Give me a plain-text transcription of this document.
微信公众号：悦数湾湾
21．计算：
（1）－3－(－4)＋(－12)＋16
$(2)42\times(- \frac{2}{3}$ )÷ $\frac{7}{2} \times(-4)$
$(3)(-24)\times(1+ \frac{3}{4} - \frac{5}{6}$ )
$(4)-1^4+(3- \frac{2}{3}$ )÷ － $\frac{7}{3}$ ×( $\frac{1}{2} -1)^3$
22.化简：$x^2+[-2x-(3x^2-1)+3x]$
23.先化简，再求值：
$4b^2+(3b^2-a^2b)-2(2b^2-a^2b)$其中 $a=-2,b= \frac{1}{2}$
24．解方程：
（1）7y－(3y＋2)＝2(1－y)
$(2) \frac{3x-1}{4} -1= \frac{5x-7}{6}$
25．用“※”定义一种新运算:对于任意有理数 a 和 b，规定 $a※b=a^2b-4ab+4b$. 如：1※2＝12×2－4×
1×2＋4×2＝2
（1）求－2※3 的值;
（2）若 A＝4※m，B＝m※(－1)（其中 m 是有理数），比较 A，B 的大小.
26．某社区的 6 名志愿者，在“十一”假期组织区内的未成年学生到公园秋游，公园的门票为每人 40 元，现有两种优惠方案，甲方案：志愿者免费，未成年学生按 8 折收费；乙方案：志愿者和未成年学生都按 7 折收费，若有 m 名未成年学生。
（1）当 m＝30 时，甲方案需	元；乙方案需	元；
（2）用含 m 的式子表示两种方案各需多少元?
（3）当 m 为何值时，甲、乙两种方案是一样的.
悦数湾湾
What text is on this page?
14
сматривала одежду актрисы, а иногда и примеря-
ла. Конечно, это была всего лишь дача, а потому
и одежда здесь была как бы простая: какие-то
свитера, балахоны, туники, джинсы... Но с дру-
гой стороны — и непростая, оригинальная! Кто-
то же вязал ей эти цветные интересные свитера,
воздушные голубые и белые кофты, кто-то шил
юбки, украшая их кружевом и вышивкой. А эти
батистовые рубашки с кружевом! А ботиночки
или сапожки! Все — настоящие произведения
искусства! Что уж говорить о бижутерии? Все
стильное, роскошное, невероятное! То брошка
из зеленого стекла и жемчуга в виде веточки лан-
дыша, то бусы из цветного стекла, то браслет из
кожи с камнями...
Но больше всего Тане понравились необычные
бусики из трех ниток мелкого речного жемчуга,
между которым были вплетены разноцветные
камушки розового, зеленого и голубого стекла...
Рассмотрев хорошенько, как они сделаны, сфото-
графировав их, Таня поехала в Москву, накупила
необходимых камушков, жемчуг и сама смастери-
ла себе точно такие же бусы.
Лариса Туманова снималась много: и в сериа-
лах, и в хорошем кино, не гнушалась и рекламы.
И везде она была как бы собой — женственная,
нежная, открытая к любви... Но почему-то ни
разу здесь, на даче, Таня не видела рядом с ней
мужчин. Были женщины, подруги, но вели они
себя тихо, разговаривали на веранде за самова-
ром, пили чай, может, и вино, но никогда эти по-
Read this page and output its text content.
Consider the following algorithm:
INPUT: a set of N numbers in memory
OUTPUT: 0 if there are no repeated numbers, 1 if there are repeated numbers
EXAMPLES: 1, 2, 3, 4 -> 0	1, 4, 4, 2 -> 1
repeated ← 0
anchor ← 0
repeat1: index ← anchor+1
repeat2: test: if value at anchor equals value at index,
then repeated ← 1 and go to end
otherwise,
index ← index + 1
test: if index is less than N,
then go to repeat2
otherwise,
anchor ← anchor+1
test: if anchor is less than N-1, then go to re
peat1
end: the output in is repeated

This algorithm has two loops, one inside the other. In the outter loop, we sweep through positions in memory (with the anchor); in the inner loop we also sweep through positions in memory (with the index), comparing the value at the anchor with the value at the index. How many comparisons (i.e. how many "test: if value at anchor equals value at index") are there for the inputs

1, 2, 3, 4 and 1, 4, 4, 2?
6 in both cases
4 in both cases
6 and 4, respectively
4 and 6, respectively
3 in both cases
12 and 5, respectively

----------------

**Exercise instructions**
Take the entries above and transcribe them in full.

**Complete response**
Give me a plain-text transcription of this document.
微信公众号：悦数湾湾
21．计算：
（1）－3－(－4)＋(－12)＋16
$(2)42\times(- \frac{2}{3}$ )÷ $\frac{7}{2} \times(-4)$
$(3)(-24)\times(1+ \frac{3}{4} - \frac{5}{6}$ )
$(4)-1^4+(3- \frac{2}{3}$ )÷ － $\frac{7}{3}$ ×( $\frac{1}{2} -1)^3$
22.化简：$x^2+[-2x-(3x^2-1)+3x]$
23.先化简，再求值：
$4b^2+(3b^2-a^2b)-2(2b^2-a^2b)$其中 $a=-2,b= \frac{1}{2}$
24．解方程：
（1）7y－(3y＋2)＝2(1－y)
$(2) \frac{3x-1}{4} -1= \frac{5x-7}{6}$
25．用“※”定义一种新运算:对于任意有理数 a 和 b，规定 $a※b=a^2b-4ab+4b$. 如：1※2＝12×2－4×
1×2＋4×2＝2
（1）求－2※3 的值;
（2）若 A＝4※m，B＝m※(－1)（其中 m 是有理数），比较 A，B 的大小.
26．某社区的 6 名志愿者，在“十一”假期组织区内的未成年学生到公园秋游，公园的门票为每人 40 元，现有两种优惠方案，甲方案：志愿者免费，未成年学生按 8 折收费；乙方案：志愿者和未成年学生都按 7 折收费，若有 m 名未成年学生。
（1）当 m＝30 时，甲方案需	元；乙方案需	元；
（2）用含 m 的式子表示两种方案各需多少元?
（3）当 m 为何值时，甲、乙两种方案是一样的.
悦数湾湾
What text is on this page?
14
сматривала одежду актрисы, а иногда и примеря-
ла. Конечно, это была всего лишь дача, а потому
и одежда здесь была как бы простая: какие-то
свитера, балахоны, туники, джинсы... Но с дру-
гой стороны — и непростая, оригинальная! Кто-
то же вязал ей эти цветные интересные свитера,
воздушные голубые и белые кофты, кто-то шил
юбки, украшая их кружевом и вышивкой. А эти
батистовые рубашки с кружевом! А ботиночки
или сапожки! Все — настоящие произведения
искусства! Что уж говорить о бижутерии? Все
стильное, роскошное, невероятное! То брошка
из зеленого стекла и жемчуга в виде веточки лан-
дыша, то бусы из цветного стекла, то браслет из
кожи с камнями...
Но больше всего Тане понравились необычные
бусики из трех ниток мелкого речного жемчуга,
между которым были вплетены разноцветные
камушки розового, зеленого и голубого стекла...
Рассмотрев хорошенько, как они сделаны, сфото-
графировав их, Таня поехала в Москву, накупила
необходимых камушков, жемчуг и сама смастери-
ла себе точно такие же бусы.
Лариса Туманова снималась много: и в сериа-
лах, и в хорошем кино, не гнушалась и рекламы.
И везде она была как бы собой — женственная,
нежная, открытая к любви... Но почему-то ни
разу здесь, на даче, Таня не видела рядом с ней
мужчин. Были женщины, подруги, но вели они
себя тихо, разговаривали на веранде за самова-
ром, пили чай, может, и вино, но никогда эти по-
Read this page and output its text content.
Consider the following algorithm:
INPUT: a set of N numbers in memory
OUTPUT: 0 if there are no repeated numbers, 1 if there are repeated numbers
EXAMPLES: 1, 2, 3, 4 -> 0	1, 4, 4, 2 -> 1
repeated ← 0
anchor ← 0
repeat1: index ← anchor+1
repeat2: test: if value at anchor equals value at index,
then repeated ← 1 and go to end
otherwise,
index ← index + 1
test: if index is less than N,
then go to repeat2
otherwise,
anchor ← anchor+1
test: if anchor is less than N-1, then go to re
peat1
end: the output in is repeated

This algorithm has two loops, one inside the other. In the outter loop, we sweep through positions in memory (with the anchor); in the inner loop we also sweep through positions in memory (with the index), comparing the value at the anchor with the value at the index. How many comparisons (i.e. how many "test: if value at anchor equals value at index") are there for the inputs

1, 2, 3, 4 and 1, 4, 4, 2?
6 in both cases
4 in both cases
6 and 4, respectively
4 and 6, respectively
3 in both cases
12 and 5, respectively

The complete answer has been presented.